_Material to process_
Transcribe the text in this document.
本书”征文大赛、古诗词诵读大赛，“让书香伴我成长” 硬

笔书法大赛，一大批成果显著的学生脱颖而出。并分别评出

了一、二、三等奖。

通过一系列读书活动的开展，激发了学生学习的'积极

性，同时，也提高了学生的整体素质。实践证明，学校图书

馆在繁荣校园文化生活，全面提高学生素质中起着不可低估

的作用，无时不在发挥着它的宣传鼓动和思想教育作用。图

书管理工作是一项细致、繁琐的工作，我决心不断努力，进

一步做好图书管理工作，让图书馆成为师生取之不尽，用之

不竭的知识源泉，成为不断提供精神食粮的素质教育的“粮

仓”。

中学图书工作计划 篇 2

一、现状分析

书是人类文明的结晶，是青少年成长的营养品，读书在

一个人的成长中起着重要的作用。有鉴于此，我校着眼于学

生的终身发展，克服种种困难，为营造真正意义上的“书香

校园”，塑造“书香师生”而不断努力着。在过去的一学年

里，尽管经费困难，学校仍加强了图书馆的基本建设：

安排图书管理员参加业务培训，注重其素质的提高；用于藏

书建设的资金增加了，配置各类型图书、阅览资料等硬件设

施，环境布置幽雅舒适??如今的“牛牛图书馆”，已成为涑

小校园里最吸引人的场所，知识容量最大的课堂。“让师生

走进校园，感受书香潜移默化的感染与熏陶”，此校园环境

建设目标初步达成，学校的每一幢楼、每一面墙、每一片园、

_What this task involves_
Reproduce the full listing word for word.

_Exercise result_
Transcribe the text in this document.
本书”征文大赛、古诗词诵读大赛，“让书香伴我成长” 硬

笔书法大赛，一大批成果显著的学生脱颖而出。并分别评出

了一、二、三等奖。

通过一系列读书活动的开展，激发了学生学习的'积极

性，同时，也提高了学生的整体素质。实践证明，学校图书

馆在繁荣校园文化生活，全面提高学生素质中起着不可低估

的作用，无时不在发挥着它的宣传鼓动和思想教育作用。图

书管理工作是一项细致、繁琐的工作，我决心不断努力，进

一步做好图书管理工作，让图书馆成为师生取之不尽，用之

不竭的知识源泉，成为不断提供精神食粮的素质教育的“粮

仓”。

中学图书工作计划 篇 2

一、现状分析

书是人类文明的结晶，是青少年成长的营养品，读书在

一个人的成长中起着重要的作用。有鉴于此，我校着眼于学

生的终身发展，克服种种困难，为营造真正意义上的“书香

校园”，塑造“书香师生”而不断努力着。在过去的一学年

里，尽管经费困难，学校仍加强了图书馆的基本建设：

安排图书管理员参加业务培训，注重其素质的提高；用于藏

书建设的资金增加了，配置各类型图书、阅览资料等硬件设

施，环境布置幽雅舒适??如今的“牛牛图书馆”，已成为涑

小校园里最吸引人的场所，知识容量最大的课堂。“让师生

走进校园，感受书香潜移默化的感染与熏陶”，此校园环境

建设目标初步达成，学校的每一幢楼、每一面墙、每一片园、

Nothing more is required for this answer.